— START —

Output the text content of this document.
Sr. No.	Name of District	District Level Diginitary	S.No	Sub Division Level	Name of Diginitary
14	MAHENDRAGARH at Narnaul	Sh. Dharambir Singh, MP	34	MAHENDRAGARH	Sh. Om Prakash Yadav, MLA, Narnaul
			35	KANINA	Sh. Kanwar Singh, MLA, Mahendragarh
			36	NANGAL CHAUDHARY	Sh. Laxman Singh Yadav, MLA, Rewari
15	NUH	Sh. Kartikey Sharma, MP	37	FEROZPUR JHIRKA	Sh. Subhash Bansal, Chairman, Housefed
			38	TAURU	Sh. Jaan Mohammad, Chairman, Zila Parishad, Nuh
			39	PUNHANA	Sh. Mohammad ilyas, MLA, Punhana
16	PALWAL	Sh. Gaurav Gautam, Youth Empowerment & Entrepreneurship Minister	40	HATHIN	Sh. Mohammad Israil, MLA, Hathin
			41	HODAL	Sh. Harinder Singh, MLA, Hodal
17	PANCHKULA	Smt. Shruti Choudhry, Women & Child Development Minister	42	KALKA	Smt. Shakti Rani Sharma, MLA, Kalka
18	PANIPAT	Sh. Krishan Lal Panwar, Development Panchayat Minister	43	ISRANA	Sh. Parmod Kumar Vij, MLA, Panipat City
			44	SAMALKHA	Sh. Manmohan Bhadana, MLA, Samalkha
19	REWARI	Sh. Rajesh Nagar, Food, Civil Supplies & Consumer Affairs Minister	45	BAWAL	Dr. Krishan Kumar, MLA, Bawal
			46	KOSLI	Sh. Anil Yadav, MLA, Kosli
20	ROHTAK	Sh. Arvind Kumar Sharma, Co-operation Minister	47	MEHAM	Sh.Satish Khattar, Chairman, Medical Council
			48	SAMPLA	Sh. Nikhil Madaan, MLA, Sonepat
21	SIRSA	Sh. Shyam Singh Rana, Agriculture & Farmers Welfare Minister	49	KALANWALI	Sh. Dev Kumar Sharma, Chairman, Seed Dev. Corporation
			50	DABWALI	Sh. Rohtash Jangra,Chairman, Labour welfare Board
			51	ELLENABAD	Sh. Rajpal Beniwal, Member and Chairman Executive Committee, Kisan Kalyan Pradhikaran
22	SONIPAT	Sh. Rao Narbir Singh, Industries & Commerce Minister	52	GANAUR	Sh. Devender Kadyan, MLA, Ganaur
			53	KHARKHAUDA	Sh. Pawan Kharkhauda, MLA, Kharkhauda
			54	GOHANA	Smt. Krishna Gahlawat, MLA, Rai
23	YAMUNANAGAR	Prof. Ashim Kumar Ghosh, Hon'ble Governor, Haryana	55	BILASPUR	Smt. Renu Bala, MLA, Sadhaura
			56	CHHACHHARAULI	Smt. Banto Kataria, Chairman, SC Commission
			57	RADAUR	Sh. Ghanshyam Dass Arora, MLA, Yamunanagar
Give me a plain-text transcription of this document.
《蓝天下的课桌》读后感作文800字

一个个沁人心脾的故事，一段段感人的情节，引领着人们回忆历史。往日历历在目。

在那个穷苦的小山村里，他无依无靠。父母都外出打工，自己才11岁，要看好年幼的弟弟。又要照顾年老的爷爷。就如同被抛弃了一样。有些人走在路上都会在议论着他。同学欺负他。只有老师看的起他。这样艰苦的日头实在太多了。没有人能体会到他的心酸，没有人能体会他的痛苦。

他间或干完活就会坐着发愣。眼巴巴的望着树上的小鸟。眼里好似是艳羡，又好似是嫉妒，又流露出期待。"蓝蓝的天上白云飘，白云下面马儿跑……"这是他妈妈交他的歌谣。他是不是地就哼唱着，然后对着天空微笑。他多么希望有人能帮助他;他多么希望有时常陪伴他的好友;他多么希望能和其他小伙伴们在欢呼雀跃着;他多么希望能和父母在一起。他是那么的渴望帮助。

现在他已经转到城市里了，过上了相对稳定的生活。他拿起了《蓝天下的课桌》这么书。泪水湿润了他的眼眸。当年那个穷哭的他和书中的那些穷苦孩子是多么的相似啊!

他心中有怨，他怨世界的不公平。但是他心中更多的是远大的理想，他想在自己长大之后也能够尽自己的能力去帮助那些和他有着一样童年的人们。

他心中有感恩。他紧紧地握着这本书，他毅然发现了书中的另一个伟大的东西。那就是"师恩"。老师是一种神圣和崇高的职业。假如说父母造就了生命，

— END —

• [What you should do]
Write all of the records out again exactly.

• [Worked answer]
Output the text content of this document.
Sr. No.	Name of District	District Level Diginitary	S.No	Sub Division Level	Name of Diginitary
14	MAHENDRAGARH at Narnaul	Sh. Dharambir Singh, MP	34	MAHENDRAGARH	Sh. Om Prakash Yadav, MLA, Narnaul
			35	KANINA	Sh. Kanwar Singh, MLA, Mahendragarh
			36	NANGAL CHAUDHARY	Sh. Laxman Singh Yadav, MLA, Rewari
15	NUH	Sh. Kartikey Sharma, MP	37	FEROZPUR JHIRKA	Sh. Subhash Bansal, Chairman, Housefed
			38	TAURU	Sh. Jaan Mohammad, Chairman, Zila Parishad, Nuh
			39	PUNHANA	Sh. Mohammad ilyas, MLA, Punhana
16	PALWAL	Sh. Gaurav Gautam, Youth Empowerment & Entrepreneurship Minister	40	HATHIN	Sh. Mohammad Israil, MLA, Hathin
			41	HODAL	Sh. Harinder Singh, MLA, Hodal
17	PANCHKULA	Smt. Shruti Choudhry, Women & Child Development Minister	42	KALKA	Smt. Shakti Rani Sharma, MLA, Kalka
18	PANIPAT	Sh. Krishan Lal Panwar, Development Panchayat Minister	43	ISRANA	Sh. Parmod Kumar Vij, MLA, Panipat City
			44	SAMALKHA	Sh. Manmohan Bhadana, MLA, Samalkha
19	REWARI	Sh. Rajesh Nagar, Food, Civil Supplies & Consumer Affairs Minister	45	BAWAL	Dr. Krishan Kumar, MLA, Bawal
			46	KOSLI	Sh. Anil Yadav, MLA, Kosli
20	ROHTAK	Sh. Arvind Kumar Sharma, Co-operation Minister	47	MEHAM	Sh.Satish Khattar, Chairman, Medical Council
			48	SAMPLA	Sh. Nikhil Madaan, MLA, Sonepat
21	SIRSA	Sh. Shyam Singh Rana, Agriculture & Farmers Welfare Minister	49	KALANWALI	Sh. Dev Kumar Sharma, Chairman, Seed Dev. Corporation
			50	DABWALI	Sh. Rohtash Jangra,Chairman, Labour welfare Board
			51	ELLENABAD	Sh. Rajpal Beniwal, Member and Chairman Executive Committee, Kisan Kalyan Pradhikaran
22	SONIPAT	Sh. Rao Narbir Singh, Industries & Commerce Minister	52	GANAUR	Sh. Devender Kadyan, MLA, Ganaur
			53	KHARKHAUDA	Sh. Pawan Kharkhauda, MLA, Kharkhauda
			54	GOHANA	Smt. Krishna Gahlawat, MLA, Rai
23	YAMUNANAGAR	Prof. Ashim Kumar Ghosh, Hon'ble Governor, Haryana	55	BILASPUR	Smt. Renu Bala, MLA, Sadhaura
			56	CHHACHHARAULI	Smt. Banto Kataria, Chairman, SC Commission
			57	RADAUR	Sh. Ghanshyam Dass Arora, MLA, Yamunanagar
Give me a plain-text transcription of this document.
《蓝天下的课桌》读后感作文800字

一个个沁人心脾的故事，一段段感人的情节，引领着人们回忆历史。往日历历在目。

在那个穷苦的小山村里，他无依无靠。父母都外出打工，自己才11岁，要看好年幼的弟弟。又要照顾年老的爷爷。就如同被抛弃了一样。有些人走在路上都会在议论着他。同学欺负他。只有老师看的起他。这样艰苦的日头实在太多了。没有人能体会到他的心酸，没有人能体会他的痛苦。

他间或干完活就会坐着发愣。眼巴巴的望着树上的小鸟。眼里好似是艳羡，又好似是嫉妒，又流露出期待。"蓝蓝的天上白云飘，白云下面马儿跑……"这是他妈妈交他的歌谣。他是不是地就哼唱着，然后对着天空微笑。他多么希望有人能帮助他;他多么希望有时常陪伴他的好友;他多么希望能和其他小伙伴们在欢呼雀跃着;他多么希望能和父母在一起。他是那么的渴望帮助。

现在他已经转到城市里了，过上了相对稳定的生活。他拿起了《蓝天下的课桌》这么书。泪水湿润了他的眼眸。当年那个穷哭的他和书中的那些穷苦孩子是多么的相似啊!

他心中有怨，他怨世界的不公平。但是他心中更多的是远大的理想，他想在自己长大之后也能够尽自己的能力去帮助那些和他有着一样童年的人们。

他心中有感恩。他紧紧地握着这本书，他毅然发现了书中的另一个伟大的东西。那就是"师恩"。老师是一种神圣和崇高的职业。假如说父母造就了生命，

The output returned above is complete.